• WORK TO COMPLETE:
Below are some entries; can you quote all of them exactly?
:::::
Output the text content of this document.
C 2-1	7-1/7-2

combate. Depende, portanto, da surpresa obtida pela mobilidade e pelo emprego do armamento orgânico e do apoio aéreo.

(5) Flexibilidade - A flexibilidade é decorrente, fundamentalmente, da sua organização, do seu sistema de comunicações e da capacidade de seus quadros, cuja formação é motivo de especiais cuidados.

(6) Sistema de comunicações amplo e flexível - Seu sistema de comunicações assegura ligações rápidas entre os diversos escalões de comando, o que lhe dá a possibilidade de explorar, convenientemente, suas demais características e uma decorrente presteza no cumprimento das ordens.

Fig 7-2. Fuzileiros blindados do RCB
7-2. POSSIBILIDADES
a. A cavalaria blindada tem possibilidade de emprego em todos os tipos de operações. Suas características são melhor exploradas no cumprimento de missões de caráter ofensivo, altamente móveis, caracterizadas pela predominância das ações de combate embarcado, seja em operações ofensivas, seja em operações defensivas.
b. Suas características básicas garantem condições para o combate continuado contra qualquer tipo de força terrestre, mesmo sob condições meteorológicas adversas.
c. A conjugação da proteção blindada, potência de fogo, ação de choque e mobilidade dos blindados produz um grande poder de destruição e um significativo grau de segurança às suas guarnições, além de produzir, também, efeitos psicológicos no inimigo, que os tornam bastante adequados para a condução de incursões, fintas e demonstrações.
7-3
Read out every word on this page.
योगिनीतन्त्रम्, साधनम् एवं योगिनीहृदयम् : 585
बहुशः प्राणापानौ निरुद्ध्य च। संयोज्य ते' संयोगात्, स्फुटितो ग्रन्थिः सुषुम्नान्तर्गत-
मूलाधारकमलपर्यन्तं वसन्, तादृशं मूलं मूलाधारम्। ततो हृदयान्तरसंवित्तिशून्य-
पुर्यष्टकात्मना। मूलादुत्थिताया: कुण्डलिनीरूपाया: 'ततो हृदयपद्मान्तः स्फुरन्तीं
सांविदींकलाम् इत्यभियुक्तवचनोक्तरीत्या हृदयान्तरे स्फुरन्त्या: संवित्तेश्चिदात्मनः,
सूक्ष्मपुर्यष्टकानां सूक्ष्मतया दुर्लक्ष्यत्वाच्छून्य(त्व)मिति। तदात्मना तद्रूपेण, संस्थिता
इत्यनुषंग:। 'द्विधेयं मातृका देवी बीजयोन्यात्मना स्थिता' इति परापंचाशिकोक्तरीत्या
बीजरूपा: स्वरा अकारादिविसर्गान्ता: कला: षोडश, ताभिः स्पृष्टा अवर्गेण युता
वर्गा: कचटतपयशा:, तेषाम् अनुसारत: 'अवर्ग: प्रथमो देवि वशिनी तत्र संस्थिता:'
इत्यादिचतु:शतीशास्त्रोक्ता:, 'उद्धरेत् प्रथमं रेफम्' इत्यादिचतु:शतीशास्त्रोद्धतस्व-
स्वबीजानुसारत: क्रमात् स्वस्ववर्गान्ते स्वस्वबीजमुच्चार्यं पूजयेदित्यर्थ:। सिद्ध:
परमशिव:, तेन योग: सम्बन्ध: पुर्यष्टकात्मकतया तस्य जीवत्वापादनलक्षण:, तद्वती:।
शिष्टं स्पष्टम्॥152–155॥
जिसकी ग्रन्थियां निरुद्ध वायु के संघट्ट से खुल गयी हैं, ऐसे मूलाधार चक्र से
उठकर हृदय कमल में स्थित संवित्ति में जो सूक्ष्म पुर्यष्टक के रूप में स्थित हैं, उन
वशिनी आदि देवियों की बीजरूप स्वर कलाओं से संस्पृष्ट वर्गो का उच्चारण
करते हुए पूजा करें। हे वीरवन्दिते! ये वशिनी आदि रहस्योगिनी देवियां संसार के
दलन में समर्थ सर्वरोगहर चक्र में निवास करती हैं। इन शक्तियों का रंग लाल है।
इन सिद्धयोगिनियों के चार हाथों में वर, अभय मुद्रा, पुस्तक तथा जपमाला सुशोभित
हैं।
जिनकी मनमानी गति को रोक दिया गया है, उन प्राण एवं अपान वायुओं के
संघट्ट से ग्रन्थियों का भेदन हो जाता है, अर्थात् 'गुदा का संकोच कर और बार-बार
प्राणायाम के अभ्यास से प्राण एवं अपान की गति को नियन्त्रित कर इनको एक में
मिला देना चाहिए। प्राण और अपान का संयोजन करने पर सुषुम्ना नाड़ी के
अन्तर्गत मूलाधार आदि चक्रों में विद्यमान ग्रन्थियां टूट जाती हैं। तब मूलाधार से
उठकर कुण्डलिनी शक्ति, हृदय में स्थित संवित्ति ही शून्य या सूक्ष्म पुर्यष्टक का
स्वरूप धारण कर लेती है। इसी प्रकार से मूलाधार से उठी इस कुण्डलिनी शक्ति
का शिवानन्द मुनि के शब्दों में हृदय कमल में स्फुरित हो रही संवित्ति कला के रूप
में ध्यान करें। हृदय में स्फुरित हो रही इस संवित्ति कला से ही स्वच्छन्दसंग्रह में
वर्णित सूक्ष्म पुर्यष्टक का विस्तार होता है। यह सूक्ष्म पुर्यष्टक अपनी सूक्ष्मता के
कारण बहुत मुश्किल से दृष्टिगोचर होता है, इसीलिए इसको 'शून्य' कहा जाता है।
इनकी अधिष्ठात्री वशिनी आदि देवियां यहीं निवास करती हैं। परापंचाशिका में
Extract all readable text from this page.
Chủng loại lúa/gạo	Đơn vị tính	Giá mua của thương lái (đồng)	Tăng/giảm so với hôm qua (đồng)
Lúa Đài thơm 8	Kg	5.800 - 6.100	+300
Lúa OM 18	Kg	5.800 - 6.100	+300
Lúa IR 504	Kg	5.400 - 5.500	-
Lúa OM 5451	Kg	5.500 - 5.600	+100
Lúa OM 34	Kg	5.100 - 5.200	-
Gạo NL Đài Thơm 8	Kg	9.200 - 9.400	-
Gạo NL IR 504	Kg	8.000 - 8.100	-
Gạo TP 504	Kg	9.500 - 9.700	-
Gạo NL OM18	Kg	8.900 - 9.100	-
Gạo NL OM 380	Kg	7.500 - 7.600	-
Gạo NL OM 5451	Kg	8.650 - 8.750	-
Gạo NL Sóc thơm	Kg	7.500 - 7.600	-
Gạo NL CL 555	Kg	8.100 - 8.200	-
:::::
• EXERCISE OUTPUT:
Output the text content of this document.
C 2-1	7-1/7-2

combate. Depende, portanto, da surpresa obtida pela mobilidade e pelo emprego do armamento orgânico e do apoio aéreo.

(5) Flexibilidade - A flexibilidade é decorrente, fundamentalmente, da sua organização, do seu sistema de comunicações e da capacidade de seus quadros, cuja formação é motivo de especiais cuidados.

(6) Sistema de comunicações amplo e flexível - Seu sistema de comunicações assegura ligações rápidas entre os diversos escalões de comando, o que lhe dá a possibilidade de explorar, convenientemente, suas demais características e uma decorrente presteza no cumprimento das ordens.

Fig 7-2. Fuzileiros blindados do RCB
7-2. POSSIBILIDADES
a. A cavalaria blindada tem possibilidade de emprego em todos os tipos de operações. Suas características são melhor exploradas no cumprimento de missões de caráter ofensivo, altamente móveis, caracterizadas pela predominância das ações de combate embarcado, seja em operações ofensivas, seja em operações defensivas.
b. Suas características básicas garantem condições para o combate continuado contra qualquer tipo de força terrestre, mesmo sob condições meteorológicas adversas.
c. A conjugação da proteção blindada, potência de fogo, ação de choque e mobilidade dos blindados produz um grande poder de destruição e um significativo grau de segurança às suas guarnições, além de produzir, também, efeitos psicológicos no inimigo, que os tornam bastante adequados para a condução de incursões, fintas e demonstrações.
7-3
Read out every word on this page.
योगिनीतन्त्रम्, साधनम् एवं योगिनीहृदयम् : 585
बहुशः प्राणापानौ निरुद्ध्य च। संयोज्य ते' संयोगात्, स्फुटितो ग्रन्थिः सुषुम्नान्तर्गत-
मूलाधारकमलपर्यन्तं वसन्, तादृशं मूलं मूलाधारम्। ततो हृदयान्तरसंवित्तिशून्य-
पुर्यष्टकात्मना। मूलादुत्थिताया: कुण्डलिनीरूपाया: 'ततो हृदयपद्मान्तः स्फुरन्तीं
सांविदींकलाम् इत्यभियुक्तवचनोक्तरीत्या हृदयान्तरे स्फुरन्त्या: संवित्तेश्चिदात्मनः,
सूक्ष्मपुर्यष्टकानां सूक्ष्मतया दुर्लक्ष्यत्वाच्छून्य(त्व)मिति। तदात्मना तद्रूपेण, संस्थिता
इत्यनुषंग:। 'द्विधेयं मातृका देवी बीजयोन्यात्मना स्थिता' इति परापंचाशिकोक्तरीत्या
बीजरूपा: स्वरा अकारादिविसर्गान्ता: कला: षोडश, ताभिः स्पृष्टा अवर्गेण युता
वर्गा: कचटतपयशा:, तेषाम् अनुसारत: 'अवर्ग: प्रथमो देवि वशिनी तत्र संस्थिता:'
इत्यादिचतु:शतीशास्त्रोक्ता:, 'उद्धरेत् प्रथमं रेफम्' इत्यादिचतु:शतीशास्त्रोद्धतस्व-
स्वबीजानुसारत: क्रमात् स्वस्ववर्गान्ते स्वस्वबीजमुच्चार्यं पूजयेदित्यर्थ:। सिद्ध:
परमशिव:, तेन योग: सम्बन्ध: पुर्यष्टकात्मकतया तस्य जीवत्वापादनलक्षण:, तद्वती:।
शिष्टं स्पष्टम्॥152–155॥
जिसकी ग्रन्थियां निरुद्ध वायु के संघट्ट से खुल गयी हैं, ऐसे मूलाधार चक्र से
उठकर हृदय कमल में स्थित संवित्ति में जो सूक्ष्म पुर्यष्टक के रूप में स्थित हैं, उन
वशिनी आदि देवियों की बीजरूप स्वर कलाओं से संस्पृष्ट वर्गो का उच्चारण
करते हुए पूजा करें। हे वीरवन्दिते! ये वशिनी आदि रहस्योगिनी देवियां संसार के
दलन में समर्थ सर्वरोगहर चक्र में निवास करती हैं। इन शक्तियों का रंग लाल है।
इन सिद्धयोगिनियों के चार हाथों में वर, अभय मुद्रा, पुस्तक तथा जपमाला सुशोभित
हैं।
जिनकी मनमानी गति को रोक दिया गया है, उन प्राण एवं अपान वायुओं के
संघट्ट से ग्रन्थियों का भेदन हो जाता है, अर्थात् 'गुदा का संकोच कर और बार-बार
प्राणायाम के अभ्यास से प्राण एवं अपान की गति को नियन्त्रित कर इनको एक में
मिला देना चाहिए। प्राण और अपान का संयोजन करने पर सुषुम्ना नाड़ी के
अन्तर्गत मूलाधार आदि चक्रों में विद्यमान ग्रन्थियां टूट जाती हैं। तब मूलाधार से
उठकर कुण्डलिनी शक्ति, हृदय में स्थित संवित्ति ही शून्य या सूक्ष्म पुर्यष्टक का
स्वरूप धारण कर लेती है। इसी प्रकार से मूलाधार से उठी इस कुण्डलिनी शक्ति
का शिवानन्द मुनि के शब्दों में हृदय कमल में स्फुरित हो रही संवित्ति कला के रूप
में ध्यान करें। हृदय में स्फुरित हो रही इस संवित्ति कला से ही स्वच्छन्दसंग्रह में
वर्णित सूक्ष्म पुर्यष्टक का विस्तार होता है। यह सूक्ष्म पुर्यष्टक अपनी सूक्ष्मता के
कारण बहुत मुश्किल से दृष्टिगोचर होता है, इसीलिए इसको 'शून्य' कहा जाता है।
इनकी अधिष्ठात्री वशिनी आदि देवियां यहीं निवास करती हैं। परापंचाशिका में
Extract all readable text from this page.
Chủng loại lúa/gạo	Đơn vị tính	Giá mua của thương lái (đồng)	Tăng/giảm so với hôm qua (đồng)
Lúa Đài thơm 8	Kg	5.800 - 6.100	+300
Lúa OM 18	Kg	5.800 - 6.100	+300
Lúa IR 504	Kg	5.400 - 5.500	-
Lúa OM 5451	Kg	5.500 - 5.600	+100
Lúa OM 34	Kg	5.100 - 5.200	-
Gạo NL Đài Thơm 8	Kg	9.200 - 9.400	-
Gạo NL IR 504	Kg	8.000 - 8.100	-
Gạo TP 504	Kg	9.500 - 9.700	-
Gạo NL OM18	Kg	8.900 - 9.100	-
Gạo NL OM 380	Kg	7.500 - 7.600	-
Gạo NL OM 5451	Kg	8.650 - 8.750	-
Gạo NL Sóc thơm	Kg	7.500 - 7.600	-
Gạo NL CL 555	Kg	8.100 - 8.200	-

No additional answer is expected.